### EXERCISE DESCRIPTION
From the entries below, work out the number of lines that hold the word "seharga", and give that number alone.
-- start of EXERCISE INPUTS --
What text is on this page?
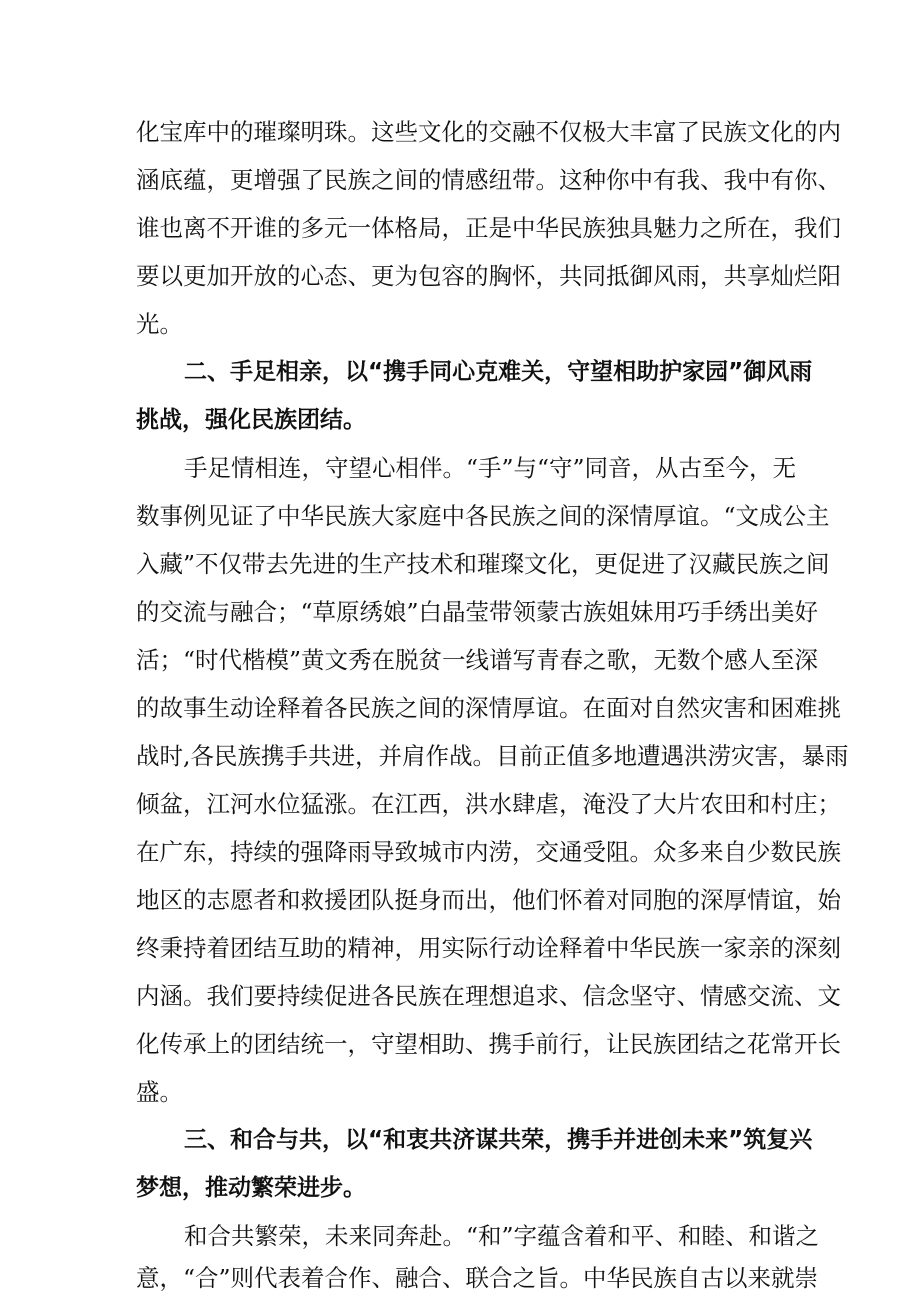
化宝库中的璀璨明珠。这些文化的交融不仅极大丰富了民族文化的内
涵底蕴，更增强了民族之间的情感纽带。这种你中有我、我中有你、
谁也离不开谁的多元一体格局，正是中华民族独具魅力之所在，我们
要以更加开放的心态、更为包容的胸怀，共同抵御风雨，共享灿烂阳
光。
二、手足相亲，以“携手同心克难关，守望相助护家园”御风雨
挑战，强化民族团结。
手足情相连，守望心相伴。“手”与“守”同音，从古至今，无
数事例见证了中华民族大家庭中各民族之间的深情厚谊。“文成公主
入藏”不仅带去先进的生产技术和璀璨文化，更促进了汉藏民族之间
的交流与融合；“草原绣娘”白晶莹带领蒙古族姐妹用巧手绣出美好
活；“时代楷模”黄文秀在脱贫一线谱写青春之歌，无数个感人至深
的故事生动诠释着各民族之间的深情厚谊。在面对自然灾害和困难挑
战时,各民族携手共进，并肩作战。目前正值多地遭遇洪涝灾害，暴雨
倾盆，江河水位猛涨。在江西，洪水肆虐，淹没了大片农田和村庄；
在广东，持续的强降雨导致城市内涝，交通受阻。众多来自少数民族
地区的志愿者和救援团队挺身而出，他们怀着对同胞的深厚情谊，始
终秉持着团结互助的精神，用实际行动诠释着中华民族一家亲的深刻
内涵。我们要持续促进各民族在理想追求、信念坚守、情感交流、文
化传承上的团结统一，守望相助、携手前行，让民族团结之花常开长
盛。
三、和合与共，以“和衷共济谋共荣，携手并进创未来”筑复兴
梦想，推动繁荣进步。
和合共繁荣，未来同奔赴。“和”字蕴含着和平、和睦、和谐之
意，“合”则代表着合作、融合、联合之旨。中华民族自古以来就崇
-- end of EXERCISE INPUTS --
-- start of EXERCISE INPUTS --
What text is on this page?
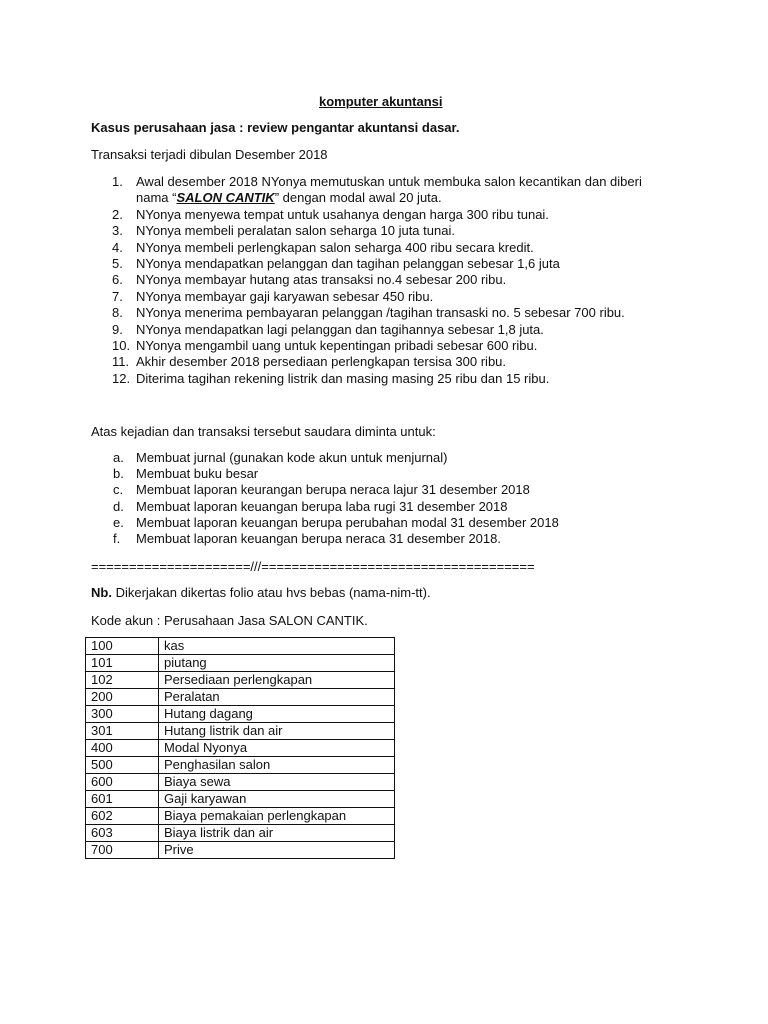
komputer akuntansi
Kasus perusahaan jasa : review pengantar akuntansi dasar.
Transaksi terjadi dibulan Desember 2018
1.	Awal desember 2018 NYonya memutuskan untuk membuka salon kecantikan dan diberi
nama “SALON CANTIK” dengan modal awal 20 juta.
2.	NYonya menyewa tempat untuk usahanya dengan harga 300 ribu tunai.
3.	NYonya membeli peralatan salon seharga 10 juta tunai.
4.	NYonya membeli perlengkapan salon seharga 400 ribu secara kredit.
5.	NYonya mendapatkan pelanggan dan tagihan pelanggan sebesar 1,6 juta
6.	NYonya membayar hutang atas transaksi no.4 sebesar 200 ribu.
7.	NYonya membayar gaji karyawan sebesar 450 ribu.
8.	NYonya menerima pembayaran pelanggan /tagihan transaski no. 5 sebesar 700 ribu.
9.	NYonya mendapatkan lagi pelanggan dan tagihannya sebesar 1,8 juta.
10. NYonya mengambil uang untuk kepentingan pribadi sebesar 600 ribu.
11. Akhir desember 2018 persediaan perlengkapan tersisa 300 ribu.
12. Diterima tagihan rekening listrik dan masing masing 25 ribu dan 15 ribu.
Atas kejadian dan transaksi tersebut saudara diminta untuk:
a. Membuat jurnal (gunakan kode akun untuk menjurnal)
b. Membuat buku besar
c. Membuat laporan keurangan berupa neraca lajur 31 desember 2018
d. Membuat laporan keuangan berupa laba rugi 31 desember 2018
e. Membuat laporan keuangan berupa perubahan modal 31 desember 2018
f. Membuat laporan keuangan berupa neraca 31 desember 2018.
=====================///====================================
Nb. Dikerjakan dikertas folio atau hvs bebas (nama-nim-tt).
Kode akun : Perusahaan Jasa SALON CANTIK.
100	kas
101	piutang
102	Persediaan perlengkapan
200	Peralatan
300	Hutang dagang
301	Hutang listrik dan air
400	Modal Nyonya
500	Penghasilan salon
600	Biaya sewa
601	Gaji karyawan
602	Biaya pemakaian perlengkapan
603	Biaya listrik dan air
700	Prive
-- end of EXERCISE INPUTS --
-- start of EXERCISE INPUTS --
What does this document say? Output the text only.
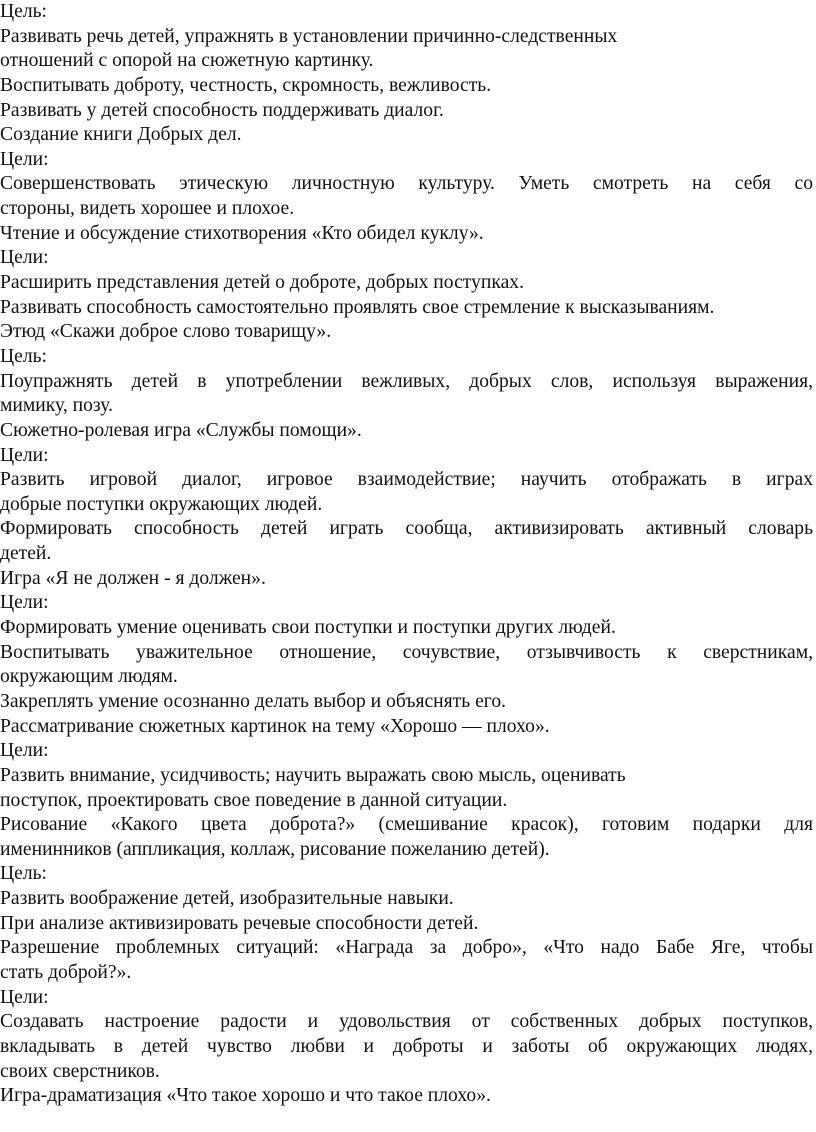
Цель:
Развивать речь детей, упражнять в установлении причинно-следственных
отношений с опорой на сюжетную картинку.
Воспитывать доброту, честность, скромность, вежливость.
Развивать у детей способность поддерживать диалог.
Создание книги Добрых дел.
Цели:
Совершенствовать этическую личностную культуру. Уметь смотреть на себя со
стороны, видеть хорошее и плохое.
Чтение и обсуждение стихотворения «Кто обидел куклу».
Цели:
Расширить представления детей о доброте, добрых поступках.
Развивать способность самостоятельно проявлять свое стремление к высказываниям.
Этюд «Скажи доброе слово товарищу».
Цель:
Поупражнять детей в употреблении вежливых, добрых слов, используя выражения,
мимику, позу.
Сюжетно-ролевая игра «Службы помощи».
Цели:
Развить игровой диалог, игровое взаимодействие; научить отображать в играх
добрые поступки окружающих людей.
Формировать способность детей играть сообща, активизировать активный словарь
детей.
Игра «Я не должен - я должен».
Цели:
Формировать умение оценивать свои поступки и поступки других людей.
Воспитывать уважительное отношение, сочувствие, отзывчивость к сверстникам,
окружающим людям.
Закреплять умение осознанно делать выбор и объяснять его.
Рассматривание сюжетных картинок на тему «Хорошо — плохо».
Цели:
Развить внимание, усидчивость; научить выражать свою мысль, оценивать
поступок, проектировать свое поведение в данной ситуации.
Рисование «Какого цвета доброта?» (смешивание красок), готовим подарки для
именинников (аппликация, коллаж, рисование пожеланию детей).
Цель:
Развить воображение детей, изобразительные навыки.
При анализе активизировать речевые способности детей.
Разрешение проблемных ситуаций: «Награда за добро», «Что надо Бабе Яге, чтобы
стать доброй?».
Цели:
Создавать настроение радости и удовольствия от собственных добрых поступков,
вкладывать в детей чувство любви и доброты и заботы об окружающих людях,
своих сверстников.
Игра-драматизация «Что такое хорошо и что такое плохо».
-- end of EXERCISE INPUTS --
### RESULT OF THIS TASK
2